Early modern art and visual culture of Northern Europe, emphasis on print techniques and collecting
Research Interests: 

My research examines visual art of early modern Northern Europe with emphases on historical techniques of printing images and collecting in the fifteenth and sixteenth centuries, and the historiography of art history. My dissertation project, “‘Was sichst Du?’: The Instrumentation of Sight in Early Modern Visual Anomalies,” considers the role of mobile viewers for early sixteenth-century images made in Southern Germany. I explore how artistic innovations of the period intersected with established viewing habits and concepts of memory and vision, and supported assertions of social identity in Reformation-era Europe.

Office: 
Porter College, Room D204
Selected Publications: 

My publications include contributions to the exhibition catalogues, Mannerism and Modernism: The Kasper Collection of Drawings and Photographs, ed. Rhoda Eitel-Porter (New York: The Morgan, 2010), Carefree California: Cliff May and the Romance of the Ranch House, ed. Jocelyn Gibbs and Nicholas Olsberg (Santa Barbara: Art, Design & Architecture Museum, 2012), and selections in the “Datebook” columns of Art + Auction magazine (2009-2010).

Teaching Interests: 

At the University of California, Santa Barbara, I have lectured on modern and contemporary art history and designed a course on art and architecture of early twentieth-century Germany, in addition to serving as a Teaching Assistant for courses on ancient through late twentieth-century Western art and architectural history. My teaching methods promote discussion and emphasize synthesizing period discourse with images in focused written assessments. Attending to the materiality, spatial presence, and temporality of artifacts from cultural contexts different from their own, my students develop skills in critical viewing and writing about works of art.

-*-

:: TASK PROMPT ::
According to the research profile, where is the office located?

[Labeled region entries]

-*-

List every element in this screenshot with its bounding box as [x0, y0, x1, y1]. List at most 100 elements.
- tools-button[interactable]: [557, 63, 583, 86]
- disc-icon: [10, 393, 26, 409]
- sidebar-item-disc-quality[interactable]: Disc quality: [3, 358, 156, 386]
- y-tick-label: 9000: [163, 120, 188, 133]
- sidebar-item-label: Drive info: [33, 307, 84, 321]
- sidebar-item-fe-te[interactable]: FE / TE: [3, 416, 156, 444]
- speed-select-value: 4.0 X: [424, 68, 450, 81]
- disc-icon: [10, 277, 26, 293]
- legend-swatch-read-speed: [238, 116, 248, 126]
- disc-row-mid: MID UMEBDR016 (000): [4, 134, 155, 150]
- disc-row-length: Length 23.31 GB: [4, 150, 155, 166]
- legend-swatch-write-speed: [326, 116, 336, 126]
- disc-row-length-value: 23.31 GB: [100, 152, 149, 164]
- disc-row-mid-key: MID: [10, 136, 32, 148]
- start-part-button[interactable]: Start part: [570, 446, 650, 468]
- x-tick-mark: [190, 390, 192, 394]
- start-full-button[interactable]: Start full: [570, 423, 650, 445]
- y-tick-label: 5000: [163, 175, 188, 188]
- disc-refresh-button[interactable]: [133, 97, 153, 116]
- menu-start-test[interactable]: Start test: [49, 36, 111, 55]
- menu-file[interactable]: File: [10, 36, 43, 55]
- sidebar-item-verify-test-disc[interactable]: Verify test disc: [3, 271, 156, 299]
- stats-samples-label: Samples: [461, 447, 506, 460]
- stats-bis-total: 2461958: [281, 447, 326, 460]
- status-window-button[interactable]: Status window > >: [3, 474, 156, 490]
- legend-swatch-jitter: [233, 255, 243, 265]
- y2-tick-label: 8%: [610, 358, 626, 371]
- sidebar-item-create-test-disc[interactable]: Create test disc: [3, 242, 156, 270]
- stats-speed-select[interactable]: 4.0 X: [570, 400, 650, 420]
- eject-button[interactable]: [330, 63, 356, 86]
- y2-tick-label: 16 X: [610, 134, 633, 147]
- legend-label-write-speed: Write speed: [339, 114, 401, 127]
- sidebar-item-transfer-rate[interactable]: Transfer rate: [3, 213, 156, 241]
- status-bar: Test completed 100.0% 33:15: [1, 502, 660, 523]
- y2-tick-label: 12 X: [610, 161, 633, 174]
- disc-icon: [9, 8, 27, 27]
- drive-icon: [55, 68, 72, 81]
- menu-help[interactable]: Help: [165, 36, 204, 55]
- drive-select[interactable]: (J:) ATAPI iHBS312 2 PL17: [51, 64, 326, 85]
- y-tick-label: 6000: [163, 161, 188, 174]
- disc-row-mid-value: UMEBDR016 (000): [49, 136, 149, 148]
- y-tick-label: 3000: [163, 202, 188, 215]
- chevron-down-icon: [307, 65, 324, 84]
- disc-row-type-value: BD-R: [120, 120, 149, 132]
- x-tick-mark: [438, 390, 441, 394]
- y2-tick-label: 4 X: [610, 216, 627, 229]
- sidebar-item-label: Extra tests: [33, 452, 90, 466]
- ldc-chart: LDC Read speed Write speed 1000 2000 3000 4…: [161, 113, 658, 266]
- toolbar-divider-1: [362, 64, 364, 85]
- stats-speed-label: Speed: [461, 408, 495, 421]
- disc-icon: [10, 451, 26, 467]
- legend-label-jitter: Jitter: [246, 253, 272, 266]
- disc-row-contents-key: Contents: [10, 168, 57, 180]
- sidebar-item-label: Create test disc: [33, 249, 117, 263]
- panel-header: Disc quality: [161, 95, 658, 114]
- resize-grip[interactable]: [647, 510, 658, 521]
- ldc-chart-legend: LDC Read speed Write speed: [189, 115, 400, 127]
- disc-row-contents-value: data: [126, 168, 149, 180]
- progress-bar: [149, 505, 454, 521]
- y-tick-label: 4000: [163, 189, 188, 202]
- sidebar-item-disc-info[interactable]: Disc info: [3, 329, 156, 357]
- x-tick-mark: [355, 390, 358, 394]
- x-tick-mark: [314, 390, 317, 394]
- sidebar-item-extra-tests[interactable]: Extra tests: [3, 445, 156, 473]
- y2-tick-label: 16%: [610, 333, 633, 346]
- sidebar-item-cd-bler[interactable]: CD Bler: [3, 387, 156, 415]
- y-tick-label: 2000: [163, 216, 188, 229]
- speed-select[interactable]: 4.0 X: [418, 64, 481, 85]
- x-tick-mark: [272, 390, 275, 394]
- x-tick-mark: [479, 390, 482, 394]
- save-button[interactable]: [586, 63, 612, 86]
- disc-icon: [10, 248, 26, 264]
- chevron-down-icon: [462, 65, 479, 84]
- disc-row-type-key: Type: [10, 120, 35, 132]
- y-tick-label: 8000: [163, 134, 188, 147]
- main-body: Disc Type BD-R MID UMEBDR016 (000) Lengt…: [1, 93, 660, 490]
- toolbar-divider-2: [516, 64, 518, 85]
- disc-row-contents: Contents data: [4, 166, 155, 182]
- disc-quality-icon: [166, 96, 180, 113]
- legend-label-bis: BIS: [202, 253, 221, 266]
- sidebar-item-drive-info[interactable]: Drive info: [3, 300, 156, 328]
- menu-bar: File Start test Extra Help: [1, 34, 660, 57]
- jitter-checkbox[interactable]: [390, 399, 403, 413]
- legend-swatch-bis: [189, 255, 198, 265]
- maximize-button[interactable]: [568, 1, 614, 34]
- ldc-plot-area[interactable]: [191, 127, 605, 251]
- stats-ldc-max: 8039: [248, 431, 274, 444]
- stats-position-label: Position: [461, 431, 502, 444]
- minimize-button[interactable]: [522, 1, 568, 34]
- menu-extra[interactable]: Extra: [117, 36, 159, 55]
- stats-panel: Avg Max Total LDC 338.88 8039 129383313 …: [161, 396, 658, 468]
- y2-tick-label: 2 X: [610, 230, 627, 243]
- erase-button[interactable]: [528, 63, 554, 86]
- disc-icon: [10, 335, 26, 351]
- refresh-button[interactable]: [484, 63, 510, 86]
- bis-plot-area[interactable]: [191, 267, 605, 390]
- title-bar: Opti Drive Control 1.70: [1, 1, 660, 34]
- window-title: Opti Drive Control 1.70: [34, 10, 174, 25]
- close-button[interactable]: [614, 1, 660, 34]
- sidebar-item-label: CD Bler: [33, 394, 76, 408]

-*-

:: RESPONSE TO THIS TASK ::
Porter College, Room D204